What you should do:
Copy out lines with the word "HISTOIRE" from the material that follows.
··· Material provided
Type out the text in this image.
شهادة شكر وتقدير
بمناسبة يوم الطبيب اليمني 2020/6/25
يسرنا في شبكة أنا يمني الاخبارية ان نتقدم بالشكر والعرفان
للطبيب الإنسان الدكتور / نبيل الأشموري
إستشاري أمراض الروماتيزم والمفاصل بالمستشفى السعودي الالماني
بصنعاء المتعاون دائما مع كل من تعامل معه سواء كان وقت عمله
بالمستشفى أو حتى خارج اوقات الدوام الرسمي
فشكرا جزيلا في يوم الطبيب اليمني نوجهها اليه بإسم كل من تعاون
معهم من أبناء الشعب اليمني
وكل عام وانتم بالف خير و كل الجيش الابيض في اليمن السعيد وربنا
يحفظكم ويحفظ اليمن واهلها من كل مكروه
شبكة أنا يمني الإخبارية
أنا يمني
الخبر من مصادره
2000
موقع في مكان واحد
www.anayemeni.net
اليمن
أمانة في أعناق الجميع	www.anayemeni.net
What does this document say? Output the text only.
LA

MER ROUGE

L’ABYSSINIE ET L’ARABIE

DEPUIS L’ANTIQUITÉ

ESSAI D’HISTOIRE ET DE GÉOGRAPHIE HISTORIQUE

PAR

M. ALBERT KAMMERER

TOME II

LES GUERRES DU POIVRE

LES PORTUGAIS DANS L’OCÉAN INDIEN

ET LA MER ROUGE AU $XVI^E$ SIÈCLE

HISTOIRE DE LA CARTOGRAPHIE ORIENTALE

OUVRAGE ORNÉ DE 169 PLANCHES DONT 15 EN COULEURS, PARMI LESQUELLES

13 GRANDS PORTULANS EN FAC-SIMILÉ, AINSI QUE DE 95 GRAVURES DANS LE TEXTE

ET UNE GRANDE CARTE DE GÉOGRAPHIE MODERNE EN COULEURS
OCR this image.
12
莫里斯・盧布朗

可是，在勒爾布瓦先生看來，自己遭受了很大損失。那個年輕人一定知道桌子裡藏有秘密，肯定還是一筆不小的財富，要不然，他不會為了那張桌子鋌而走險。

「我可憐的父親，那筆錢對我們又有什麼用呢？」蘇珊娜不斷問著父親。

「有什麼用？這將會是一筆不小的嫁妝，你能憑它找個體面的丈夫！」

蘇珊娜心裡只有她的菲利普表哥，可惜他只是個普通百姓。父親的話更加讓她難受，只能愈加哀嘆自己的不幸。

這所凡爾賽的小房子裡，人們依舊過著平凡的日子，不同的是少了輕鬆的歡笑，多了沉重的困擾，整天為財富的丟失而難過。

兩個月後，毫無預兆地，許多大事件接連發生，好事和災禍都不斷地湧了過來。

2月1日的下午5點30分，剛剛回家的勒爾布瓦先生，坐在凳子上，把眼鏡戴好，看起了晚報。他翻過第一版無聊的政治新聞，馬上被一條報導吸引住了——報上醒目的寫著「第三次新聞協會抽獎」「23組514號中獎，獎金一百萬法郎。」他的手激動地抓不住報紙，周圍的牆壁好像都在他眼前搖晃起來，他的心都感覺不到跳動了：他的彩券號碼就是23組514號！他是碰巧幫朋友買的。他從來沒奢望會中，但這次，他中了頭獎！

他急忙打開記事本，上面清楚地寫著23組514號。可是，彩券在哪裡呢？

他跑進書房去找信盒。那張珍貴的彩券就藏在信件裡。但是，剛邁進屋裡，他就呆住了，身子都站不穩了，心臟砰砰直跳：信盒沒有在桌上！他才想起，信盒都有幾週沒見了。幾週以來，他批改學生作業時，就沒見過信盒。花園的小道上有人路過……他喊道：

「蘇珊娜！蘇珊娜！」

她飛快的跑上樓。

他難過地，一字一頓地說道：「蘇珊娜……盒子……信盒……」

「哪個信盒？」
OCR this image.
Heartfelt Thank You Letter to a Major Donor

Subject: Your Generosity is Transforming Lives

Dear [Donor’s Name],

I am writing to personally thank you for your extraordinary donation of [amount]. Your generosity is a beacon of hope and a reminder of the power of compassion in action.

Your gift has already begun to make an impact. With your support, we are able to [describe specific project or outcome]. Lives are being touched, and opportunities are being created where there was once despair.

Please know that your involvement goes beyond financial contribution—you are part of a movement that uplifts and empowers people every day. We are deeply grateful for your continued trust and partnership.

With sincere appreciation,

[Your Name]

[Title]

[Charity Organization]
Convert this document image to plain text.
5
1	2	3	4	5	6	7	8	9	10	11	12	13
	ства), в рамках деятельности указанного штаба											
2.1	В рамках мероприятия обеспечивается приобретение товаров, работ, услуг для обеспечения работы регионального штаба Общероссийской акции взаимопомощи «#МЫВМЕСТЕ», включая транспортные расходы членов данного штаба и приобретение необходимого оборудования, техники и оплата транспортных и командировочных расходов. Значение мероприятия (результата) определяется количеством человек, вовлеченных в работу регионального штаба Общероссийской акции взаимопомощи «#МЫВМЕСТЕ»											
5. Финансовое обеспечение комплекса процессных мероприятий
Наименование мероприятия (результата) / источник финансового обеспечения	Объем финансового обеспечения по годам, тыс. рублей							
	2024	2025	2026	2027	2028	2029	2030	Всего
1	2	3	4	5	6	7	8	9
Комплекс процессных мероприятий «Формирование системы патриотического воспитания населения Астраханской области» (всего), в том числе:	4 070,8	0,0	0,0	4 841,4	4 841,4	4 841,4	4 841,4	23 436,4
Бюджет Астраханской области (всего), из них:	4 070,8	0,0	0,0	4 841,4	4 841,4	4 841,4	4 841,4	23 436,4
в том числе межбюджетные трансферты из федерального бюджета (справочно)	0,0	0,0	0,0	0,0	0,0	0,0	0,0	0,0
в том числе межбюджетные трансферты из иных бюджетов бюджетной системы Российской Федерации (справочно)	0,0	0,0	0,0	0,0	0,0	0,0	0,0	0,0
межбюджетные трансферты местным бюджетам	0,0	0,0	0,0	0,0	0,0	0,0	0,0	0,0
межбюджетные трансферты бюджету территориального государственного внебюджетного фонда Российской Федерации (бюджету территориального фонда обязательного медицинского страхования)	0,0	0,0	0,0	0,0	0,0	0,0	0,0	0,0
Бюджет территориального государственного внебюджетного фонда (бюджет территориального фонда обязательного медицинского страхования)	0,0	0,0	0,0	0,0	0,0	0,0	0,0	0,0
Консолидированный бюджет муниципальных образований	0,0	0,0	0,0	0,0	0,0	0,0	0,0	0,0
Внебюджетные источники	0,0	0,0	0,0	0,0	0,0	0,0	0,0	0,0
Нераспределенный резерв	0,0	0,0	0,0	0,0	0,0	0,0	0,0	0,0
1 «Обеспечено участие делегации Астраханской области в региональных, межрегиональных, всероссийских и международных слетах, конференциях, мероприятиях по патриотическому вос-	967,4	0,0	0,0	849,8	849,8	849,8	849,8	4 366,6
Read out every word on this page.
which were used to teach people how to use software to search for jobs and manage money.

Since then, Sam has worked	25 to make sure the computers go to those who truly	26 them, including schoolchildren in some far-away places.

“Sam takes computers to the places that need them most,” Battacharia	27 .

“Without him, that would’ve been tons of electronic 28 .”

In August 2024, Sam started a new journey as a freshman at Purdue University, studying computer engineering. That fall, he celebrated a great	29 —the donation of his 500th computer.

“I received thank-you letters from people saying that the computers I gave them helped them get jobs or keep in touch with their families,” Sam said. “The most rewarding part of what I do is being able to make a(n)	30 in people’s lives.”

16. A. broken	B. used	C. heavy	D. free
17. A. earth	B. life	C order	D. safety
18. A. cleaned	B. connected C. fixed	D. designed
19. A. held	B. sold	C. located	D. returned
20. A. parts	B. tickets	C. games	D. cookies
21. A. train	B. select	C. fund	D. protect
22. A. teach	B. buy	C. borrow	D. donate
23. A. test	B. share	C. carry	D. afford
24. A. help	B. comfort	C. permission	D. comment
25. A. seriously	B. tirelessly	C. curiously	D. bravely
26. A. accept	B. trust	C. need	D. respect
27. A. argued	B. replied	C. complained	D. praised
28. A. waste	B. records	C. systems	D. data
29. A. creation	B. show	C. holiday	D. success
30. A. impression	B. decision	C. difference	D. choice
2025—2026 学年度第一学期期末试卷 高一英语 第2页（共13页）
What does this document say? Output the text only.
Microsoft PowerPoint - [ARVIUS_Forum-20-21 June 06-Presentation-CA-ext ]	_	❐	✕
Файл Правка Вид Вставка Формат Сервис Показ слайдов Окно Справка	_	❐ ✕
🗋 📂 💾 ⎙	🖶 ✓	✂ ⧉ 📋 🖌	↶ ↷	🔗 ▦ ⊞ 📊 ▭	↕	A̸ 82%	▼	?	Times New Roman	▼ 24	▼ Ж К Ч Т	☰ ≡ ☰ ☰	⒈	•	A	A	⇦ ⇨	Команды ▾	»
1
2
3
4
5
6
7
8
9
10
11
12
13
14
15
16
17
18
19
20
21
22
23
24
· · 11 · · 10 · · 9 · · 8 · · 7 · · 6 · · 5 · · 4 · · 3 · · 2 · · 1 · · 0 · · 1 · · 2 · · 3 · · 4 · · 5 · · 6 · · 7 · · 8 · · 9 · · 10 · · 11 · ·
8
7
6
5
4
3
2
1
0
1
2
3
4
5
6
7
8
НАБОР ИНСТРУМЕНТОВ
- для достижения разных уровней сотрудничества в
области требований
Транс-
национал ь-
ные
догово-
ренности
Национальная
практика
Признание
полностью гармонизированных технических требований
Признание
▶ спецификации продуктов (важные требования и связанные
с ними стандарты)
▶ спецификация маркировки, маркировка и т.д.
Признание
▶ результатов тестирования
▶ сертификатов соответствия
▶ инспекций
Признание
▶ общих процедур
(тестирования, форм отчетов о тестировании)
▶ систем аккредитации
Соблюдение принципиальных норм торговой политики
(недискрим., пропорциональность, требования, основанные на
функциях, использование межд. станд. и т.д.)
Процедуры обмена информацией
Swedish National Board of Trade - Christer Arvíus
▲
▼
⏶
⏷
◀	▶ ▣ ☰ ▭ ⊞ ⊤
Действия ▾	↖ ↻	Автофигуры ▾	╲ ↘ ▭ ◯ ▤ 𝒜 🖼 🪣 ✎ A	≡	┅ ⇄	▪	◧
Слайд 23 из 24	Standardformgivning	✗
······
Complete response:
ESSAI D’HISTOIRE ET DE GÉOGRAPHIE HISTORIQUE
HISTOIRE DE LA CARTOGRAPHIE ORIENTALE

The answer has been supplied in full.